Write the material out again in full, exactly.
________________________
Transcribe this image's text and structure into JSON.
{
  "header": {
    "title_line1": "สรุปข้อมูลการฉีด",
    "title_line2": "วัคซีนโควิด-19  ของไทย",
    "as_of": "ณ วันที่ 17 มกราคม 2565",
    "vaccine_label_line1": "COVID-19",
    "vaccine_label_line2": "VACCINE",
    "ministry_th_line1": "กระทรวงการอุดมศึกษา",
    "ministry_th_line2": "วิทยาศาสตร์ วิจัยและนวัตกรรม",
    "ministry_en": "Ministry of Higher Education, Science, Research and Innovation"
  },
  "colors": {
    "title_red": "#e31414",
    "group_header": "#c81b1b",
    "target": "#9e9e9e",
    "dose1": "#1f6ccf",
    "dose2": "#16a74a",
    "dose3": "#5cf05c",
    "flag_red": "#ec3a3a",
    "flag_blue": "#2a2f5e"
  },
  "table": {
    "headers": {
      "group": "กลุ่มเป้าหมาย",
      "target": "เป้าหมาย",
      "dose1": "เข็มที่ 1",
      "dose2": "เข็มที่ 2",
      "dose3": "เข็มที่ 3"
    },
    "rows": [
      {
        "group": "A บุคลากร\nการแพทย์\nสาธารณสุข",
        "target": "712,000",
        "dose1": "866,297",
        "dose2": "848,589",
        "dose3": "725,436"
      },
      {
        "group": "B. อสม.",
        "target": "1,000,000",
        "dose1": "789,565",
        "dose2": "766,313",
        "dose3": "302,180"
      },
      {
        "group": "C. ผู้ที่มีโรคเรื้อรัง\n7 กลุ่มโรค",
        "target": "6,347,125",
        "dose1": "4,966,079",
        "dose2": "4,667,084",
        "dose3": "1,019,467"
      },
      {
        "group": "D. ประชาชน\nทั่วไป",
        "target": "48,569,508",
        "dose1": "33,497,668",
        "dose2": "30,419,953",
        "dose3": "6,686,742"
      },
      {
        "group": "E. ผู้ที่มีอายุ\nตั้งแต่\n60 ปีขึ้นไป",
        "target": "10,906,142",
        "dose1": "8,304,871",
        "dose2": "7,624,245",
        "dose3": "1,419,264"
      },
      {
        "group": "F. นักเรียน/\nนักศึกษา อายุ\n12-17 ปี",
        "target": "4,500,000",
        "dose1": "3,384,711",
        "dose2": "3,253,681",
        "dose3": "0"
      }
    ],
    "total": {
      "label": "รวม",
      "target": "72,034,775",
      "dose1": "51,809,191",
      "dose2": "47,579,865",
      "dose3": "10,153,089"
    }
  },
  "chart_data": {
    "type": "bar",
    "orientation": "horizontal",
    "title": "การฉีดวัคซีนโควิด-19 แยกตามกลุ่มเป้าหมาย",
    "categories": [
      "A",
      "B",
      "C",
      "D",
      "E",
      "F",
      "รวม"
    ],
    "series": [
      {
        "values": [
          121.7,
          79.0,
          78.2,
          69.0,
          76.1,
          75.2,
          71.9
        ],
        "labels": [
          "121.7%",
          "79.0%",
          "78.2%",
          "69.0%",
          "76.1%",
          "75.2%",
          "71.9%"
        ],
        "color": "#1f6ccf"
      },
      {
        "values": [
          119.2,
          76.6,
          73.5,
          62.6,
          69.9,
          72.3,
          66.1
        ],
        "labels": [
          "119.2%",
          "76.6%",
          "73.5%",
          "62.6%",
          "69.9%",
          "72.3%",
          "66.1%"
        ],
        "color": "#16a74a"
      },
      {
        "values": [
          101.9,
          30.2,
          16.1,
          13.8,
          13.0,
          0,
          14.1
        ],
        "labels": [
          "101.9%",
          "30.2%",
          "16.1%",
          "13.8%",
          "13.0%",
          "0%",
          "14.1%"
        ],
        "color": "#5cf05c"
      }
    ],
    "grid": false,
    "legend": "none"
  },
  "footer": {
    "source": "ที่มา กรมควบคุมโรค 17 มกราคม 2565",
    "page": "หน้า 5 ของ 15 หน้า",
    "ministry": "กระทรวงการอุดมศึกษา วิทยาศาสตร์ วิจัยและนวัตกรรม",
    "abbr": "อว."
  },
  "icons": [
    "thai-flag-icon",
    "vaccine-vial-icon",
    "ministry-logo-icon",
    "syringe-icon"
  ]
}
________________________
_WRITTEN SOLUTION_.
Transcribe this image's text and structure into JSON.
{
  "header": {
    "title_line1": "สรุปข้อมูลการฉีด",
    "title_line2": "วัคซีนโควิด-19  ของไทย",
    "as_of": "ณ วันที่ 17 มกราคม 2565",
    "vaccine_label_line1": "COVID-19",
    "vaccine_label_line2": "VACCINE",
    "ministry_th_line1": "กระทรวงการอุดมศึกษา",
    "ministry_th_line2": "วิทยาศาสตร์ วิจัยและนวัตกรรม",
    "ministry_en": "Ministry of Higher Education, Science, Research and Innovation"
  },
  "colors": {
    "title_red": "#e31414",
    "group_header": "#c81b1b",
    "target": "#9e9e9e",
    "dose1": "#1f6ccf",
    "dose2": "#16a74a",
    "dose3": "#5cf05c",
    "flag_red": "#ec3a3a",
    "flag_blue": "#2a2f5e"
  },
  "table": {
    "headers": {
      "group": "กลุ่มเป้าหมาย",
      "target": "เป้าหมาย",
      "dose1": "เข็มที่ 1",
      "dose2": "เข็มที่ 2",
      "dose3": "เข็มที่ 3"
    },
    "rows": [
      {
        "group": "A บุคลากร\nการแพทย์\nสาธารณสุข",
        "target": "712,000",
        "dose1": "866,297",
        "dose2": "848,589",
        "dose3": "725,436"
      },
      {
        "group": "B. อสม.",
        "target": "1,000,000",
        "dose1": "789,565",
        "dose2": "766,313",
        "dose3": "302,180"
      },
      {
        "group": "C. ผู้ที่มีโรคเรื้อรัง\n7 กลุ่มโรค",
        "target": "6,347,125",
        "dose1": "4,966,079",
        "dose2": "4,667,084",
        "dose3": "1,019,467"
      },
      {
        "group": "D. ประชาชน\nทั่วไป",
        "target": "48,569,508",
        "dose1": "33,497,668",
        "dose2": "30,419,953",
        "dose3": "6,686,742"
      },
      {
        "group": "E. ผู้ที่มีอายุ\nตั้งแต่\n60 ปีขึ้นไป",
        "target": "10,906,142",
        "dose1": "8,304,871",
        "dose2": "7,624,245",
        "dose3": "1,419,264"
      },
      {
        "group": "F. นักเรียน/\nนักศึกษา อายุ\n12-17 ปี",
        "target": "4,500,000",
        "dose1": "3,384,711",
        "dose2": "3,253,681",
        "dose3": "0"
      }
    ],
    "total": {
      "label": "รวม",
      "target": "72,034,775",
      "dose1": "51,809,191",
      "dose2": "47,579,865",
      "dose3": "10,153,089"
    }
  },
  "chart_data": {
    "type": "bar",
    "orientation": "horizontal",
    "title": "การฉีดวัคซีนโควิด-19 แยกตามกลุ่มเป้าหมาย",
    "categories": [
      "A",
      "B",
      "C",
      "D",
      "E",
      "F",
      "รวม"
    ],
    "series": [
      {
        "values": [
          121.7,
          79.0,
          78.2,
          69.0,
          76.1,
          75.2,
          71.9
        ],
        "labels": [
          "121.7%",
          "79.0%",
          "78.2%",
          "69.0%",
          "76.1%",
          "75.2%",
          "71.9%"
        ],
        "color": "#1f6ccf"
      },
      {
        "values": [
          119.2,
          76.6,
          73.5,
          62.6,
          69.9,
          72.3,
          66.1
        ],
        "labels": [
          "119.2%",
          "76.6%",
          "73.5%",
          "62.6%",
          "69.9%",
          "72.3%",
          "66.1%"
        ],
        "color": "#16a74a"
      },
      {
        "values": [
          101.9,
          30.2,
          16.1,
          13.8,
          13.0,
          0,
          14.1
        ],
        "labels": [
          "101.9%",
          "30.2%",
          "16.1%",
          "13.8%",
          "13.0%",
          "0%",
          "14.1%"
        ],
        "color": "#5cf05c"
      }
    ],
    "grid": false,
    "legend": "none"
  },
  "footer": {
    "source": "ที่มา กรมควบคุมโรค 17 มกราคม 2565",
    "page": "หน้า 5 ของ 15 หน้า",
    "ministry": "กระทรวงการอุดมศึกษา วิทยาศาสตร์ วิจัยและนวัตกรรม",
    "abbr": "อว."
  },
  "icons": [
    "thai-flag-icon",
    "vaccine-vial-icon",
    "ministry-logo-icon",
    "syringe-icon"
  ]
}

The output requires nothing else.